* Page extract *
__________

Use the provided Makefile to build the projet:

make build
# Optionally, you can build our test programs with the following:
make test

Then run the debugger on your binaries like so (where OPTIONS and FLAGS are optional):

./udb [OPTIONS] [FLAGS]

Features

The debugger currently offers the following features:

  • loading a program and reading its ELF header;
  • getting PID, path, memory maps, memory usage, register status and DWARF debug info;
  • sending signals to a program;
  • running a program (with or without arguments);
  • single stepping in a program;
  • catching signals and printing them;
  • setting breakpoints at given addresses in the program (even if not running);
  • removing, enabling, disabling or listing breakpoints;
  • backtracing an error.

The debugger features a GDB/LLDB-like command line interface with various commands and auto-complete (using linenoise) allowing the user to perform the aforementionned actions on a debugged program. Type help in the debugger to print all the available commands.

Approach

We decided to make our debugger as an external process that attaches to the debugee and controls its behavior remotely using the ptrace system call provided by the Linux kernel. We start by forking a child process that launches the program to debug. We can then run it, set breakpoints, inspect its memory, registers, etc...

__________

* Material provided *
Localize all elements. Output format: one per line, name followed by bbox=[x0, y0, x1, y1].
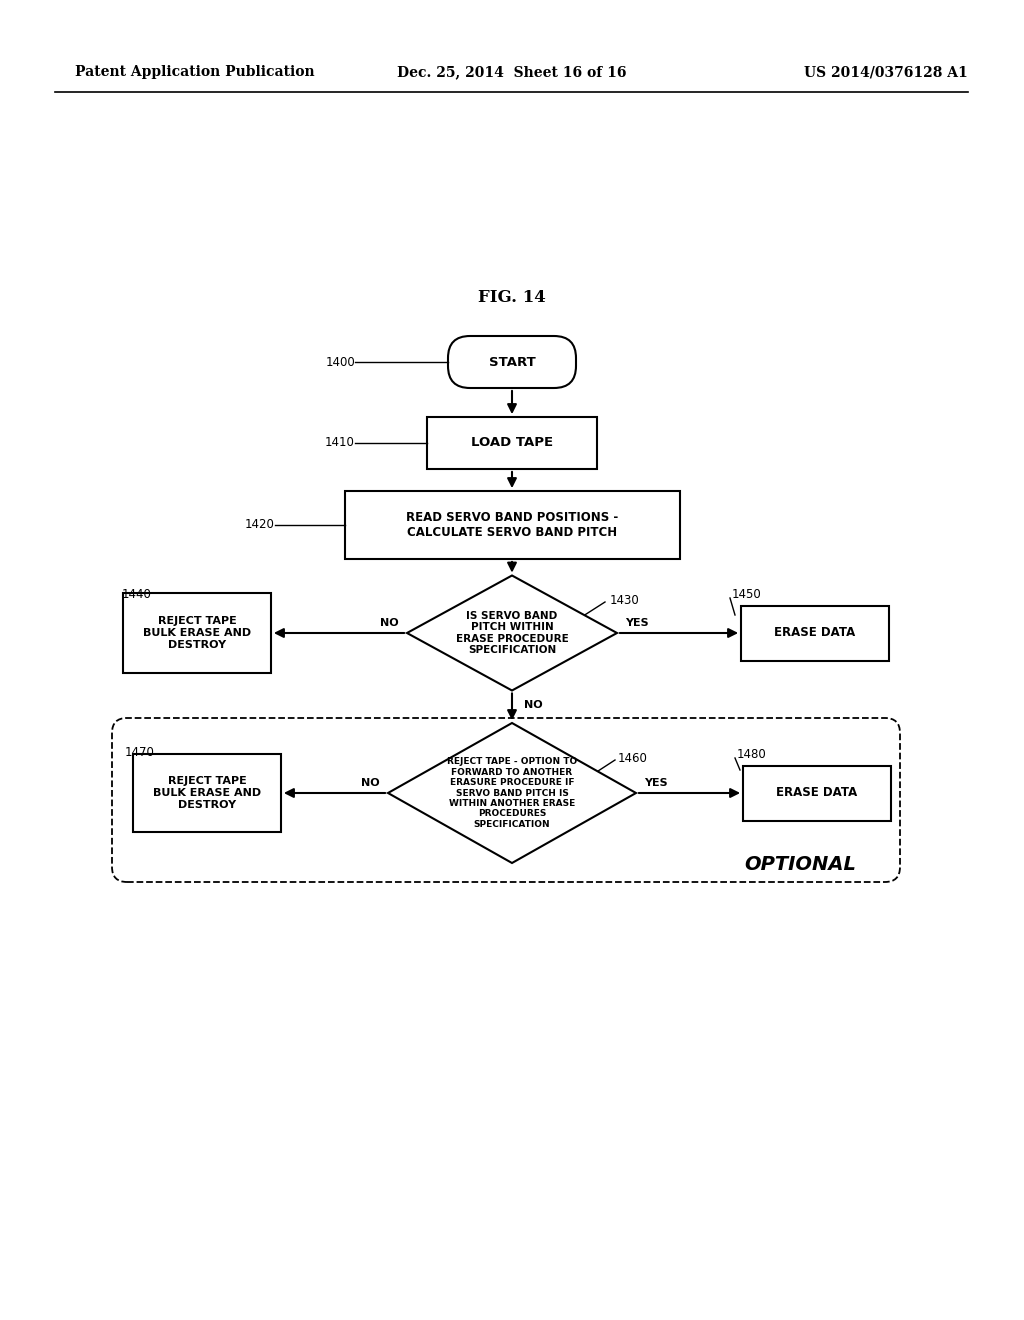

__________

* What this exercise asks *
1) In the debugger description, translate this sentence into Spanish: "We start by forking a child process that launches the program to debug."
2) Echo the part of the debugger description that begins at the words "The debugger features" and stops after "the available commands.".

* Solutions below *
1) Empezamos bifurcando un proceso hijo que lanza el programa que se va a depurar.

2)
The debugger features a GDB/LLDB-like command line interface with various commands and auto-complete (using linenoise) allowing the user to perform the aforementionned actions on a debugged program. Type help in the debugger to print all the available commands.